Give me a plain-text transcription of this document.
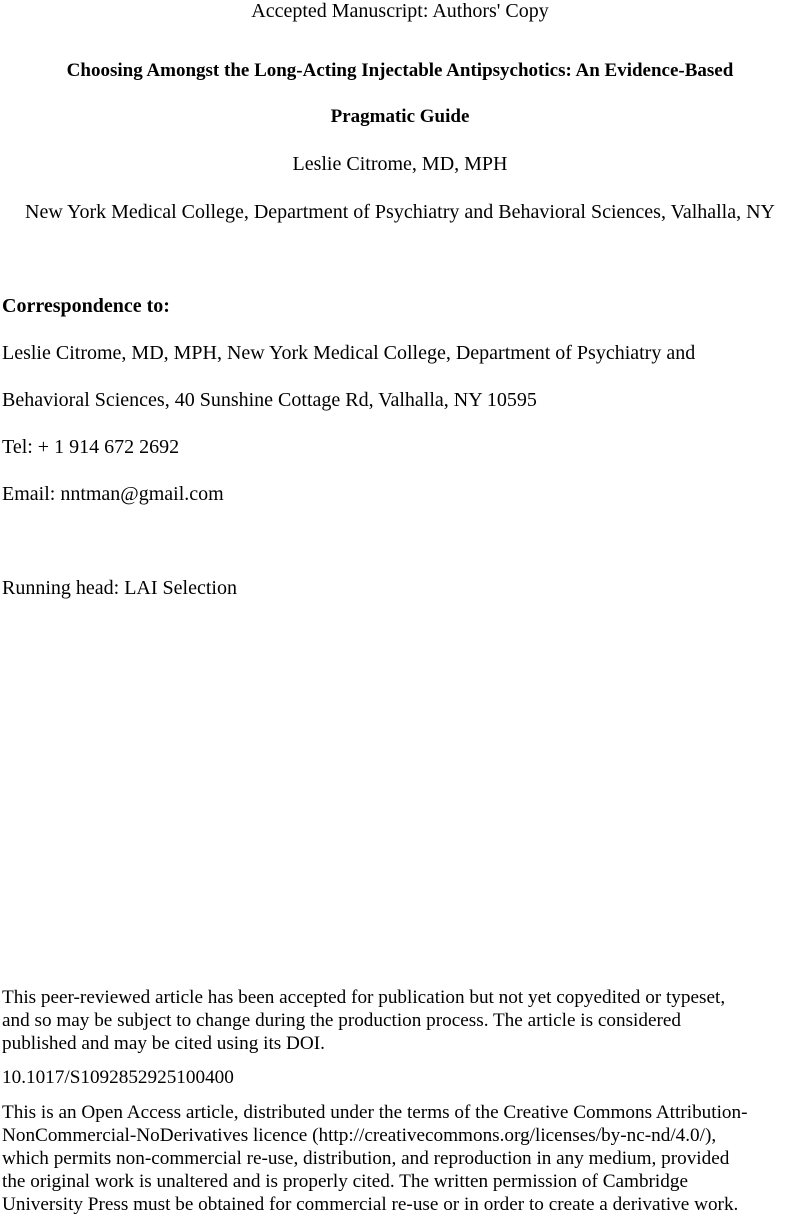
Accepted Manuscript: Authors' Copy
Choosing Amongst the Long-Acting Injectable Antipsychotics: An Evidence-Based
Pragmatic Guide
Leslie Citrome, MD, MPH
New York Medical College, Department of Psychiatry and Behavioral Sciences, Valhalla, NY
Correspondence to:
Leslie Citrome, MD, MPH, New York Medical College, Department of Psychiatry and
Behavioral Sciences, 40 Sunshine Cottage Rd, Valhalla, NY 10595
Tel: + 1 914 672 2692
Email: nntman@gmail.com
Running head: LAI Selection
This peer-reviewed article has been accepted for publication but not yet copyedited or typeset,
and so may be subject to change during the production process. The article is considered
published and may be cited using its DOI.
10.1017/S1092852925100400
This is an Open Access article, distributed under the terms of the Creative Commons Attribution-
NonCommercial-NoDerivatives licence (http://creativecommons.org/licenses/by-nc-nd/4.0/),
which permits non-commercial re-use, distribution, and reproduction in any medium, provided
the original work is unaltered and is properly cited. The written permission of Cambridge
University Press must be obtained for commercial re-use or in order to create a derivative work.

(What is being asked):
Reproduce the entries exactly. Do not carry over any picture.

(Worked solution):
Give me a plain-text transcription of this document.
Accepted Manuscript: Authors' Copy
Choosing Amongst the Long-Acting Injectable Antipsychotics: An Evidence-Based
Pragmatic Guide
Leslie Citrome, MD, MPH
New York Medical College, Department of Psychiatry and Behavioral Sciences, Valhalla, NY
Correspondence to:
Leslie Citrome, MD, MPH, New York Medical College, Department of Psychiatry and
Behavioral Sciences, 40 Sunshine Cottage Rd, Valhalla, NY 10595
Tel: + 1 914 672 2692
Email: nntman@gmail.com
Running head: LAI Selection
This peer-reviewed article has been accepted for publication but not yet copyedited or typeset,
and so may be subject to change during the production process. The article is considered
published and may be cited using its DOI.
10.1017/S1092852925100400
This is an Open Access article, distributed under the terms of the Creative Commons Attribution-
NonCommercial-NoDerivatives licence (http://creativecommons.org/licenses/by-nc-nd/4.0/),
which permits non-commercial re-use, distribution, and reproduction in any medium, provided
the original work is unaltered and is properly cited. The written permission of Cambridge
University Press must be obtained for commercial re-use or in order to create a derivative work.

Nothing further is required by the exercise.